Write out exactly the lines running from the one with "Transcribe the text in this document." to the end of the data, including both of those lines and excluding pictures.
* begin Data for this task *
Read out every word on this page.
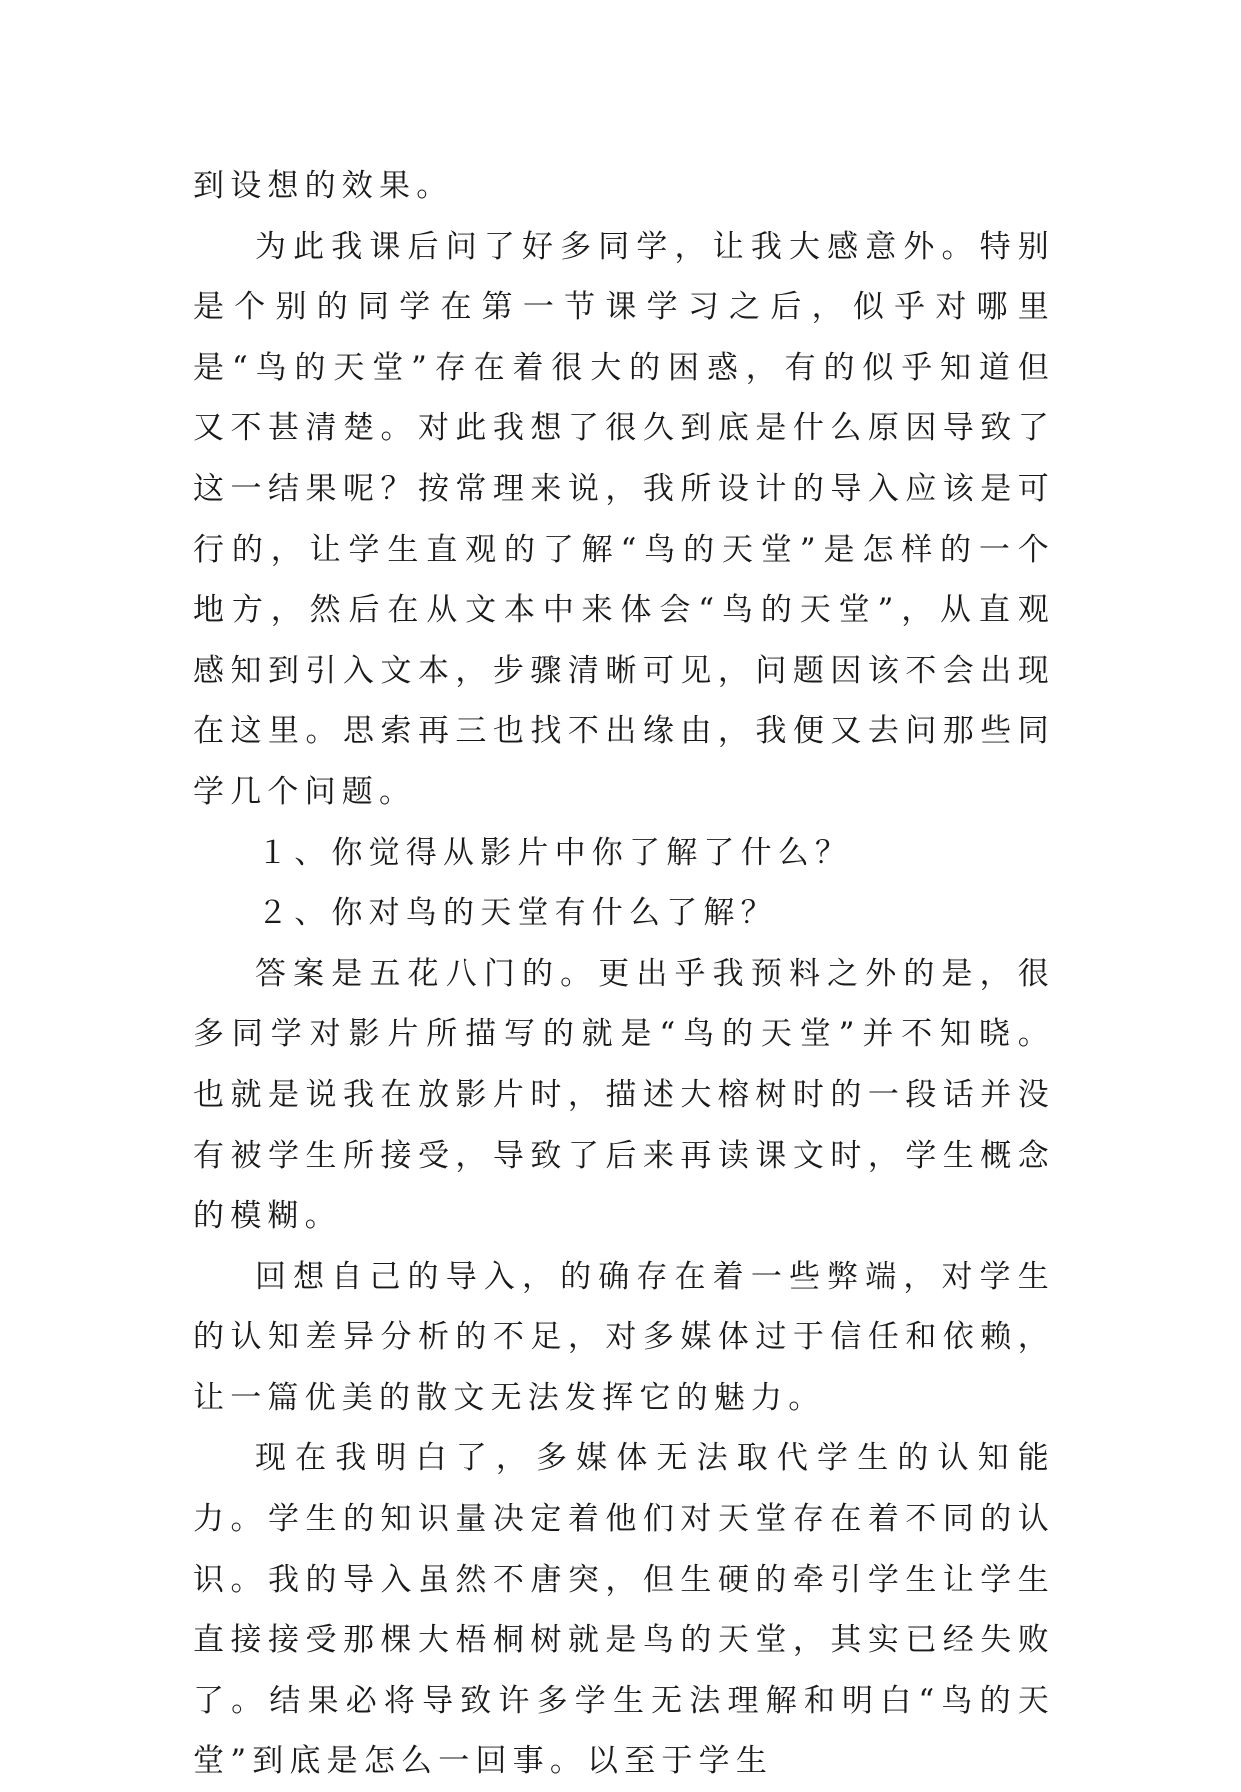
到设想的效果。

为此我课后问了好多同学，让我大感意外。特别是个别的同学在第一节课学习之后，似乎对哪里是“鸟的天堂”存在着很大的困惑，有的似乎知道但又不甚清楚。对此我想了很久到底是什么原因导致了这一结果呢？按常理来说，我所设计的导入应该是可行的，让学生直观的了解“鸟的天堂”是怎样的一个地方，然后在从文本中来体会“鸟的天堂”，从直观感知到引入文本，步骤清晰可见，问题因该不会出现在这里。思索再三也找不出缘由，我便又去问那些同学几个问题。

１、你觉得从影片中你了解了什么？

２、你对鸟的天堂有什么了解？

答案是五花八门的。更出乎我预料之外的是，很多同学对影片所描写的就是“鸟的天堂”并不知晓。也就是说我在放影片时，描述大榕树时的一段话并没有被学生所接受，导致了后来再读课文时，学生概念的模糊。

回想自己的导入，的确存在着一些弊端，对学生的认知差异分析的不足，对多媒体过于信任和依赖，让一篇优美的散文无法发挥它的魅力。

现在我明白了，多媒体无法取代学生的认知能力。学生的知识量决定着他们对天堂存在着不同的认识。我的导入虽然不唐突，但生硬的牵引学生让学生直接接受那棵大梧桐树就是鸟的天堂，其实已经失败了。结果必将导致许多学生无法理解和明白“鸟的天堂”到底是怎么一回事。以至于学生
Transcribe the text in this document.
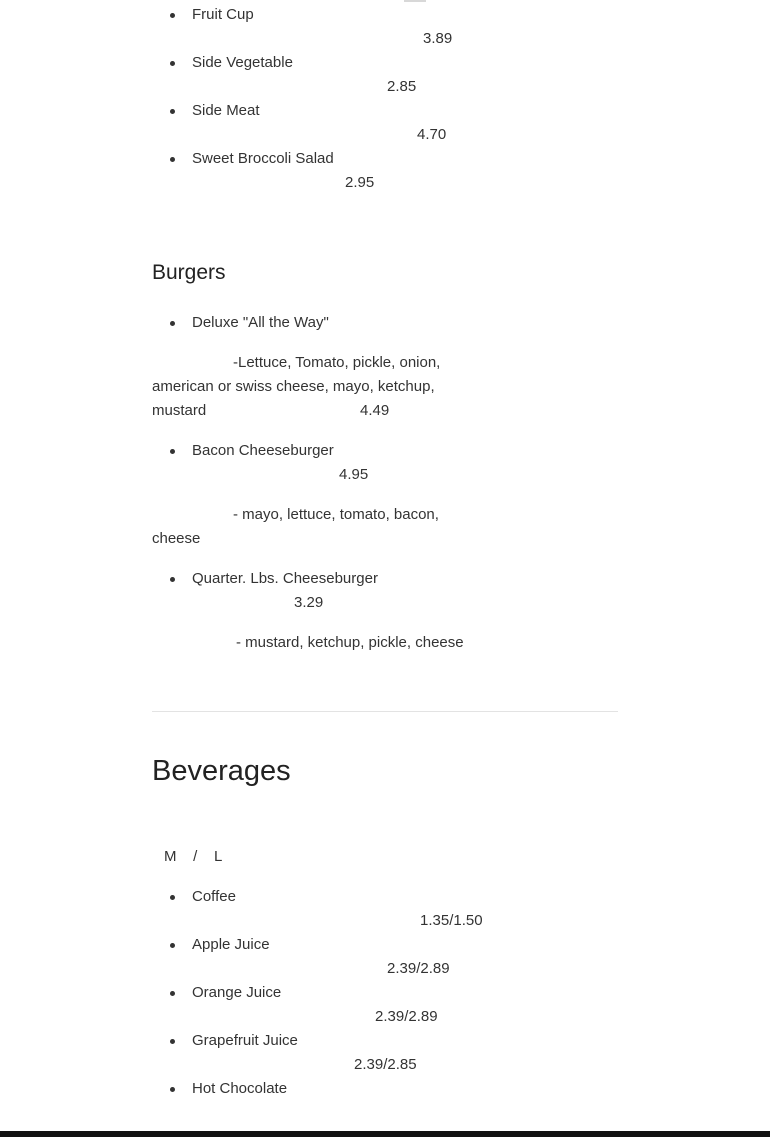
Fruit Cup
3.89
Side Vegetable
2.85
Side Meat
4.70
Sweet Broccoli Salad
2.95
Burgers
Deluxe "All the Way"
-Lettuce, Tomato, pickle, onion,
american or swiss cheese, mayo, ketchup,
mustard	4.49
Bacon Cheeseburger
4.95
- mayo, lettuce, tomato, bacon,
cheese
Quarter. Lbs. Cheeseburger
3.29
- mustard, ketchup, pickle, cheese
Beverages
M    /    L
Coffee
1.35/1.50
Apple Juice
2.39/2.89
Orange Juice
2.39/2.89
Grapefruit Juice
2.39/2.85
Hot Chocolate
* end Data for this task *
[Complete output]
Transcribe the text in this document.
Fruit Cup
3.89
Side Vegetable
2.85
Side Meat
4.70
Sweet Broccoli Salad
2.95
Burgers
Deluxe "All the Way"
-Lettuce, Tomato, pickle, onion,
american or swiss cheese, mayo, ketchup,
mustard	4.49
Bacon Cheeseburger
4.95
- mayo, lettuce, tomato, bacon,
cheese
Quarter. Lbs. Cheeseburger
3.29
- mustard, ketchup, pickle, cheese
Beverages
M    /    L
Coffee
1.35/1.50
Apple Juice
2.39/2.89
Orange Juice
2.39/2.89
Grapefruit Juice
2.39/2.85
Hot Chocolate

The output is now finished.